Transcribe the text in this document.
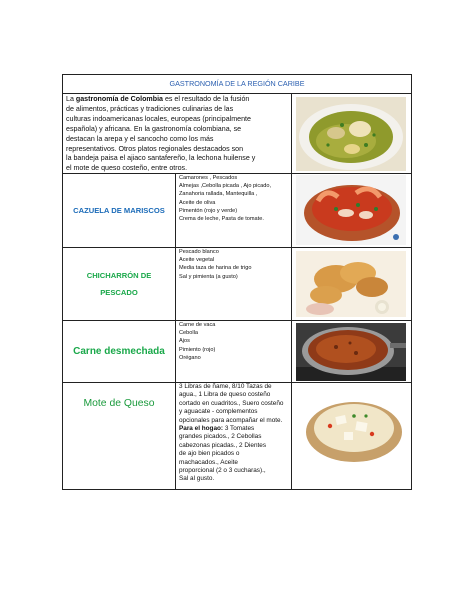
GASTRONOMÍA DE LA REGIÓN CARIBE
La gastronomía de Colombia es el resultado de la fusión
de alimentos, prácticas y tradiciones culinarias de las
culturas indoamericanas locales, europeas (principalmente
española) y africana. En la gastronomía colombiana, se
destacan la arepa y el sancocho como los más
representativos. Otros platos regionales destacados son
la bandeja paisa el ajiaco santafereño, la lechona huilense y
el mote de queso costeño, entre otros.
CAZUELA DE MARISCOS
Camarones , Pescados
Almejas ,Cebolla picada , Ajo picado,
Zanahoria rallada, Mantequilla ,
Aceite de oliva
Pimentón (rojo y verde)
Crema de leche, Pasta de tomate.
CHICHARRÓN DE
PESCADO
Pescado blanco
Aceite vegetal
Media taza de harina de trigo
Sal y pimienta (a gusto)
Carne desmechada
Carne de vaca
Cebolla
Ajos
Pimiento (rojo)
Orégano
Mote de Queso
3 Libras de ñame, 8/10 Tazas de
agua., 1 Libra de queso costeño
cortado en cuadritos., Suero costeño
y aguacate - complementos
opcionales para acompañar el mote.
Para el hogao: 3 Tomates
grandes picados., 2 Cebollas
cabezonas picadas., 2 Dientes
de ajo bien picados o
machacados., Aceite
proporcional (2 o 3 cucharas).,
Sal al gusto.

__WRITTEN EXERCISE__
Search the listing for the word "costeño" and return each line that holds it.

__IN RESPONSE__
el mote de queso costeño, entre otros.
agua., 1 Libra de queso costeño
cortado en cuadritos., Suero costeño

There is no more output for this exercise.